▶ _What you should do_
Exactly reproduce the entries, dropping any pictures from your copy.

----------

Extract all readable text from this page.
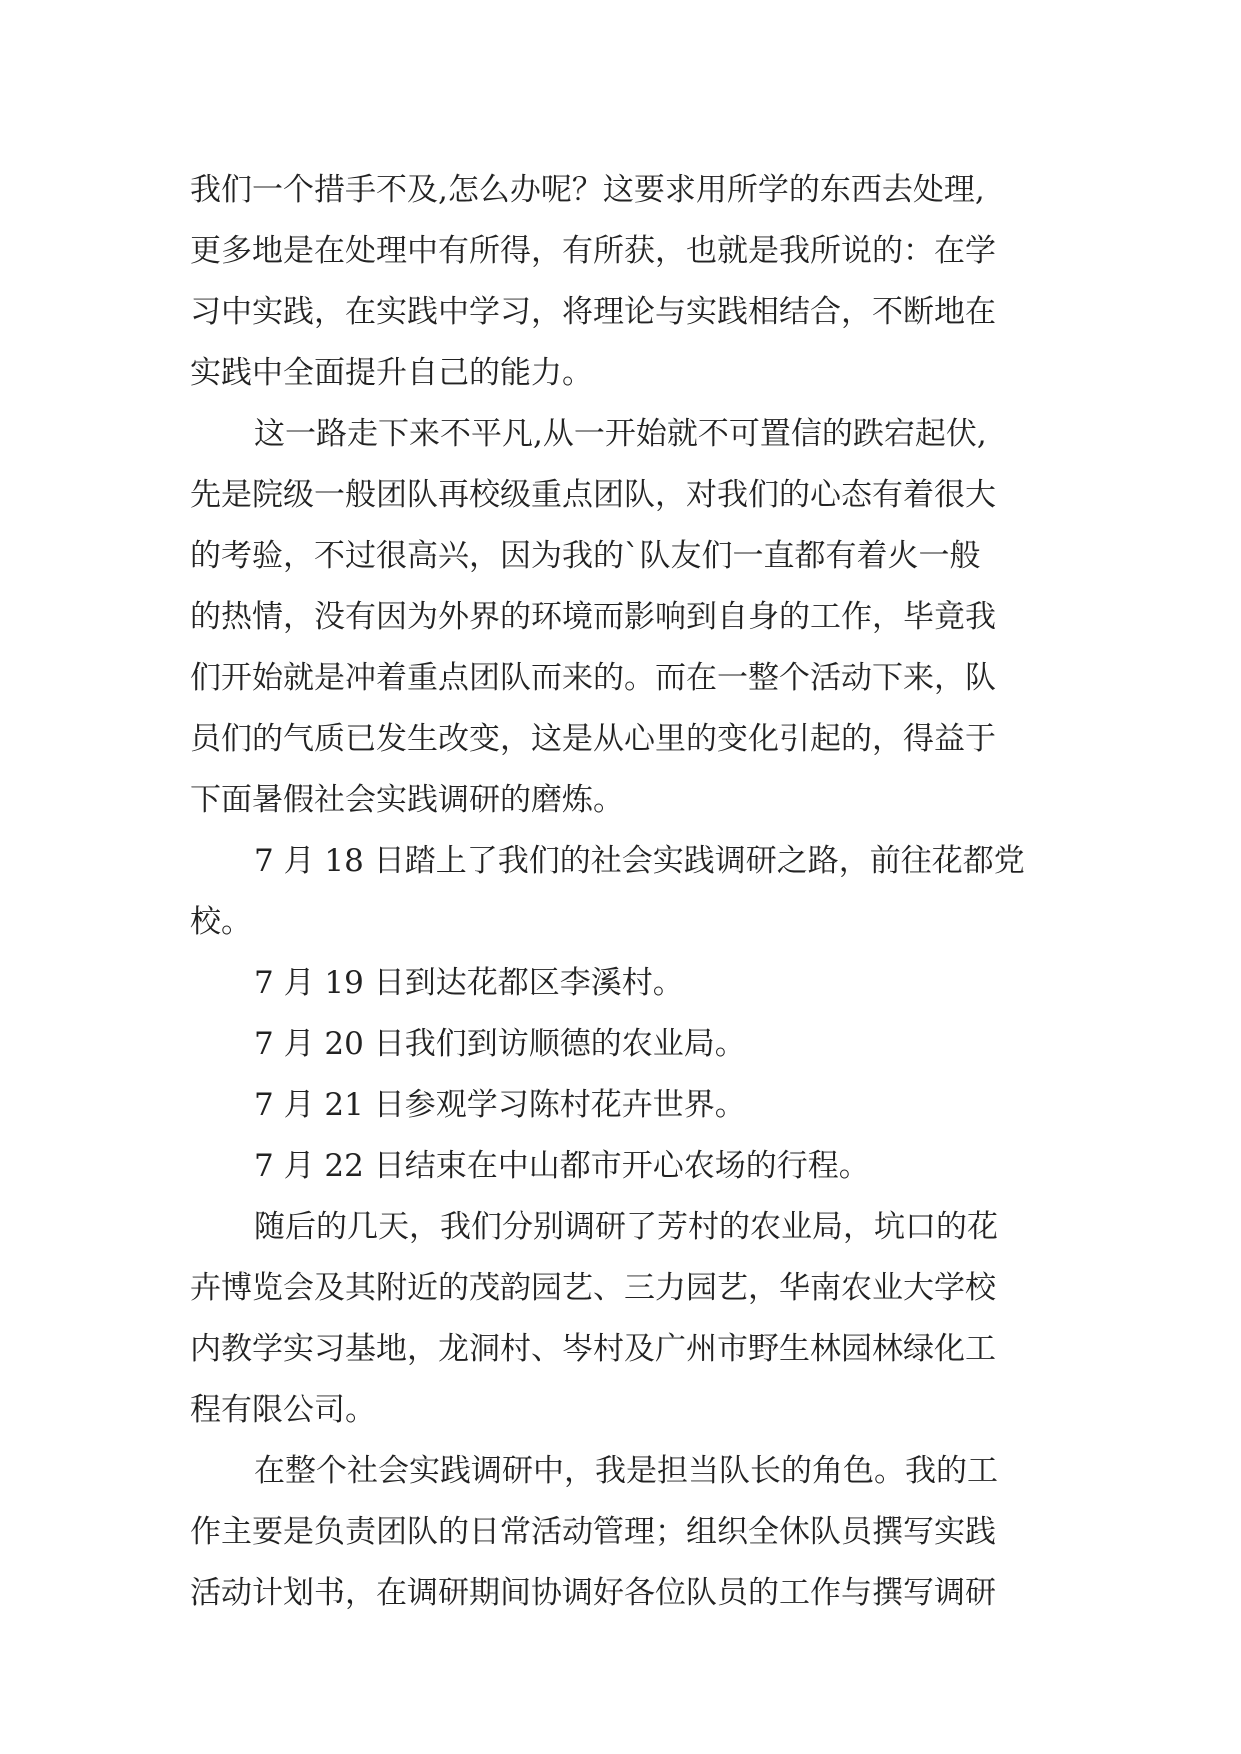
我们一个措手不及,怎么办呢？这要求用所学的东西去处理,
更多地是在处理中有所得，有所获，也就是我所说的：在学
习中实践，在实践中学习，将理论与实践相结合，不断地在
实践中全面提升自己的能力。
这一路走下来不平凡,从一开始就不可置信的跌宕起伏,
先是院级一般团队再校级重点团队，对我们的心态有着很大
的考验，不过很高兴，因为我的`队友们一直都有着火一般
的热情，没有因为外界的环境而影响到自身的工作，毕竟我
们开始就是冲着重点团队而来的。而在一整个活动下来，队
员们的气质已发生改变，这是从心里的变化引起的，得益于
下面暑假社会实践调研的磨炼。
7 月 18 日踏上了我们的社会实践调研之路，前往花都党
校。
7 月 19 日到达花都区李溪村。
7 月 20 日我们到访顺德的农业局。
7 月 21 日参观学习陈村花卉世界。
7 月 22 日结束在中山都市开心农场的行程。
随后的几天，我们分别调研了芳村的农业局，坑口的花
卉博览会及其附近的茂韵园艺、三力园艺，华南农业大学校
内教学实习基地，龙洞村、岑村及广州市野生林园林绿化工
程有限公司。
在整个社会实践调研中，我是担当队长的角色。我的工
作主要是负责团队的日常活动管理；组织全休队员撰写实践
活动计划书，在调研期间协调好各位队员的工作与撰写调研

----------

▶ _Answer to this exercise_
Extract all readable text from this page.
我们一个措手不及,怎么办呢？这要求用所学的东西去处理,
更多地是在处理中有所得，有所获，也就是我所说的：在学
习中实践，在实践中学习，将理论与实践相结合，不断地在
实践中全面提升自己的能力。
这一路走下来不平凡,从一开始就不可置信的跌宕起伏,
先是院级一般团队再校级重点团队，对我们的心态有着很大
的考验，不过很高兴，因为我的`队友们一直都有着火一般
的热情，没有因为外界的环境而影响到自身的工作，毕竟我
们开始就是冲着重点团队而来的。而在一整个活动下来，队
员们的气质已发生改变，这是从心里的变化引起的，得益于
下面暑假社会实践调研的磨炼。
7 月 18 日踏上了我们的社会实践调研之路，前往花都党
校。
7 月 19 日到达花都区李溪村。
7 月 20 日我们到访顺德的农业局。
7 月 21 日参观学习陈村花卉世界。
7 月 22 日结束在中山都市开心农场的行程。
随后的几天，我们分别调研了芳村的农业局，坑口的花
卉博览会及其附近的茂韵园艺、三力园艺，华南农业大学校
内教学实习基地，龙洞村、岑村及广州市野生林园林绿化工
程有限公司。
在整个社会实践调研中，我是担当队长的角色。我的工
作主要是负责团队的日常活动管理；组织全休队员撰写实践
活动计划书，在调研期间协调好各位队员的工作与撰写调研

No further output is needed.